Examine the material below. Gather every line in which the string "title" appears.

────────────────────

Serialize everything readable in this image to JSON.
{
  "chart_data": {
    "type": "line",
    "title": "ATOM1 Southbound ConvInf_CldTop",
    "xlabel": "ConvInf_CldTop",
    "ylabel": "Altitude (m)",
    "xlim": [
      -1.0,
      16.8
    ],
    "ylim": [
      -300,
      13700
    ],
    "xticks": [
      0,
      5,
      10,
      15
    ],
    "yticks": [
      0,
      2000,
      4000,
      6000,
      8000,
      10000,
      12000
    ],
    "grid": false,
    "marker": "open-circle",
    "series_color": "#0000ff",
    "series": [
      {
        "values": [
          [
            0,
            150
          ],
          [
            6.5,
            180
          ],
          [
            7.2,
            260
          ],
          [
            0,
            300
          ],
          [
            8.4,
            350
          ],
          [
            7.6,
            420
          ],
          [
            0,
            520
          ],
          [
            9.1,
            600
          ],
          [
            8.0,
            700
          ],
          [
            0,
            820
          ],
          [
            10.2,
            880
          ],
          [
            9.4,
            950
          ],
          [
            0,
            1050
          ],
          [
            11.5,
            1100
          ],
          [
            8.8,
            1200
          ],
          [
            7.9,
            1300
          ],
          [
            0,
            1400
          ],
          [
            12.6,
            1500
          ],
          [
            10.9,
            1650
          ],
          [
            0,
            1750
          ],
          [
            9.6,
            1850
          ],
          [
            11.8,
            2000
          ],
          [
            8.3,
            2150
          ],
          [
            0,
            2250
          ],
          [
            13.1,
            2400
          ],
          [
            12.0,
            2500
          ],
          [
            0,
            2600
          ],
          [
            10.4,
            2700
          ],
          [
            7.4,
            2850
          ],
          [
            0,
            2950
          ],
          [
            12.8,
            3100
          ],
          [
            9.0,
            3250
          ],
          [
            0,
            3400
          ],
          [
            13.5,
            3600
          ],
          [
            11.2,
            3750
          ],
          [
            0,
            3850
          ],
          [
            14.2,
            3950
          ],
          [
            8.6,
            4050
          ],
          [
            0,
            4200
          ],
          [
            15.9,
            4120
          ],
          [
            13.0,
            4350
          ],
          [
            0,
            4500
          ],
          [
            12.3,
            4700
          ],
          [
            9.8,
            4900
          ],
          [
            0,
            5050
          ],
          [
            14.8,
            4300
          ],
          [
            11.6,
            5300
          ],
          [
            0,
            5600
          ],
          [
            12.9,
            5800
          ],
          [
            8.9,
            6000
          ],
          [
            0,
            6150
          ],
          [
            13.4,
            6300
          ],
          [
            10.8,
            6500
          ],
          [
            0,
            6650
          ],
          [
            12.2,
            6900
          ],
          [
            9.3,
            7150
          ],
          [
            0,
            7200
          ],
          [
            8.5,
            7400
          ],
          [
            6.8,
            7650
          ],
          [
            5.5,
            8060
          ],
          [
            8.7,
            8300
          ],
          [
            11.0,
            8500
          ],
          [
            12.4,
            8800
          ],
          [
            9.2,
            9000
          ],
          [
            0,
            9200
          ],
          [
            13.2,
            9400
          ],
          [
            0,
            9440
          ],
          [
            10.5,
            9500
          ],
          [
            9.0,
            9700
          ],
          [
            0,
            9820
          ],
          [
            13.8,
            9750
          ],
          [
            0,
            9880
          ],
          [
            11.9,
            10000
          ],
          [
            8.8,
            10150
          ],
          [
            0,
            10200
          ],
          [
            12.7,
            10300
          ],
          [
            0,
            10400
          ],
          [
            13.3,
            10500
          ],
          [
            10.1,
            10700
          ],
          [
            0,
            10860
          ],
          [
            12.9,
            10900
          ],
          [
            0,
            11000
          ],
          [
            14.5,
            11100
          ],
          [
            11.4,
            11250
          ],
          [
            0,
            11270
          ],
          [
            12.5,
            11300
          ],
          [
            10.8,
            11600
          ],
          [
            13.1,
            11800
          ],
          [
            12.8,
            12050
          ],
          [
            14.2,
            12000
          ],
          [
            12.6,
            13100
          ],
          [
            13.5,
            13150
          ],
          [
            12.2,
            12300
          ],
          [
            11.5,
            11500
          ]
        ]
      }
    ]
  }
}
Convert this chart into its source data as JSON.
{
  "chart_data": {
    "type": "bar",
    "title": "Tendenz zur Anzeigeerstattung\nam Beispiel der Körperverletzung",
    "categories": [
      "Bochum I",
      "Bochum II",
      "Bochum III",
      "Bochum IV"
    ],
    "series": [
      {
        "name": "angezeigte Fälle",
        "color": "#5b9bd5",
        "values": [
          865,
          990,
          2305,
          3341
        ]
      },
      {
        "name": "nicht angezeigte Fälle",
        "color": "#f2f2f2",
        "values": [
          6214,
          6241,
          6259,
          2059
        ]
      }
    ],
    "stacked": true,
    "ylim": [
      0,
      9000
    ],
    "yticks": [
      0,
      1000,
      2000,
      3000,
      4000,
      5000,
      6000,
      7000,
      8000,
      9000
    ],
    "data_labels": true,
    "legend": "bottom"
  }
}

────────────────────

**RESPONSE TO THIS TASK:**
    "title": "ATOM1 Southbound ConvInf_CldTop",
    "title": "Tendenz zur Anzeigeerstattung\nam Beispiel der Körperverletzung",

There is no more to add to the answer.